> _Task to complete_:
Return all lines in the material below that contain "ethics".

> _Data for this exercise_:
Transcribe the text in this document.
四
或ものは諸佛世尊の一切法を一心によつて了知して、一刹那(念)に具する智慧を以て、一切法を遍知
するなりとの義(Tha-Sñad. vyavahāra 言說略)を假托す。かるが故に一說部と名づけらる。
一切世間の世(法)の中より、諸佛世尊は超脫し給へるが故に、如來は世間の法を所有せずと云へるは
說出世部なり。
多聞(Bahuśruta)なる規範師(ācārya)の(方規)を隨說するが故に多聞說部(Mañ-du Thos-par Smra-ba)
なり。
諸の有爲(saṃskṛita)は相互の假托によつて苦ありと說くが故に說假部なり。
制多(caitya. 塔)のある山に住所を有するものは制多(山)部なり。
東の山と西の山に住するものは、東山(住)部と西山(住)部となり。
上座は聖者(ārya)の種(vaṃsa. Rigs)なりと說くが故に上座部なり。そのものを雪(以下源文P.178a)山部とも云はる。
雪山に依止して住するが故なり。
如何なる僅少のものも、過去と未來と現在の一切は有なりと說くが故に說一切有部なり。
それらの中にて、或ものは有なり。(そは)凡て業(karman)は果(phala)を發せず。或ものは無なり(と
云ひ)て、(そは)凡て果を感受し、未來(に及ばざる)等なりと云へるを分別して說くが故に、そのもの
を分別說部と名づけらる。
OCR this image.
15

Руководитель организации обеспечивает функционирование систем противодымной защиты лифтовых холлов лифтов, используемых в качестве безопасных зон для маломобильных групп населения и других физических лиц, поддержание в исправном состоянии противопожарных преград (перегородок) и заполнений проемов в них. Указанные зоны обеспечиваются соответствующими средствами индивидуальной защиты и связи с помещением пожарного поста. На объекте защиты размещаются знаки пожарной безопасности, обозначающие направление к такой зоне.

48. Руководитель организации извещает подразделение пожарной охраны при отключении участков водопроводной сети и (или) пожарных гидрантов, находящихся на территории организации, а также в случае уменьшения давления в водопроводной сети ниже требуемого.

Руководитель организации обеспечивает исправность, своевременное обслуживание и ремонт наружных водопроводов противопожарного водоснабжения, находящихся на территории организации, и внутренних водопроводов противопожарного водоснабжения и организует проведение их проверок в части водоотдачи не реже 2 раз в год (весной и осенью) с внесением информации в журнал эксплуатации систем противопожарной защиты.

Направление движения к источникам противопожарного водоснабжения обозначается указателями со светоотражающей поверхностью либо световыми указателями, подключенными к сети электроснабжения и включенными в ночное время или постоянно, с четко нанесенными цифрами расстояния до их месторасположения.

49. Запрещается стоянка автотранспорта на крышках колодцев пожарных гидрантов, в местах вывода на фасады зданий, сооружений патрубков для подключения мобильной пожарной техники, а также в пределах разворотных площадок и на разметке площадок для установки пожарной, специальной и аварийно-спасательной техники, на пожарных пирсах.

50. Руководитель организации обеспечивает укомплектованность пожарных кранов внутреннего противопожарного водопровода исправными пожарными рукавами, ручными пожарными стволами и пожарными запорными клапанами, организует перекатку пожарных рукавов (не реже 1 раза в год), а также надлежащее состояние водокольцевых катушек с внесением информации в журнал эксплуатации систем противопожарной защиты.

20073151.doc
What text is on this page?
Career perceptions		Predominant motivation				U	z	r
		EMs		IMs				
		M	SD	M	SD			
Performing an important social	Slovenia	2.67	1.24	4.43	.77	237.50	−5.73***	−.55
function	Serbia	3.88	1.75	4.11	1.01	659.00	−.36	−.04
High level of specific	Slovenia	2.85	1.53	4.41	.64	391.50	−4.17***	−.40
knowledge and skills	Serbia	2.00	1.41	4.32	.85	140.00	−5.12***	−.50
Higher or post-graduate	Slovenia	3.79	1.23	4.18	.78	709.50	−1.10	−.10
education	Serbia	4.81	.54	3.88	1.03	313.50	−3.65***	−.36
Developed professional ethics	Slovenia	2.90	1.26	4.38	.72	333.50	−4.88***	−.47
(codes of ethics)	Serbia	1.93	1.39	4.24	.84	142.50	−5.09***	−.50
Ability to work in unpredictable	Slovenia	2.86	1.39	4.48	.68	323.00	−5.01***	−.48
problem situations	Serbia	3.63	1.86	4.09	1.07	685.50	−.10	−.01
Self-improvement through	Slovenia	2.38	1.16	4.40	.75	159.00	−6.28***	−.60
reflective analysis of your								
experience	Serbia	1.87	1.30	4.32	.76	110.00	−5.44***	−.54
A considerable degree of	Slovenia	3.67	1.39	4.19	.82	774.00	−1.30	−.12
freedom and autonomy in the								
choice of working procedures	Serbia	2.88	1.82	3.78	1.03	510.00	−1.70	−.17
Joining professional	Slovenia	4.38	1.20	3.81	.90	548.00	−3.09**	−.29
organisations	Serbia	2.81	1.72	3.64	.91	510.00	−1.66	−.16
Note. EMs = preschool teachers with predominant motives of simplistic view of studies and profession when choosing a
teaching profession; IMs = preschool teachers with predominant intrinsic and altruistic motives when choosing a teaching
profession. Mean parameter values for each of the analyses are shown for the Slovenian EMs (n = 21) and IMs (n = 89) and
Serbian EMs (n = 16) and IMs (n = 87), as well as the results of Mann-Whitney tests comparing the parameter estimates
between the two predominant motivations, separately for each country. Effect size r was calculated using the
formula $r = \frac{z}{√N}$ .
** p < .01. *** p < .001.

> _Worked solution_:
Developed professional ethics	Slovenia	2.90	1.26	4.38	.72	333.50	−4.88***	−.47
(codes of ethics)	Serbia	1.93	1.39	4.24	.84	142.50	−5.09***	−.50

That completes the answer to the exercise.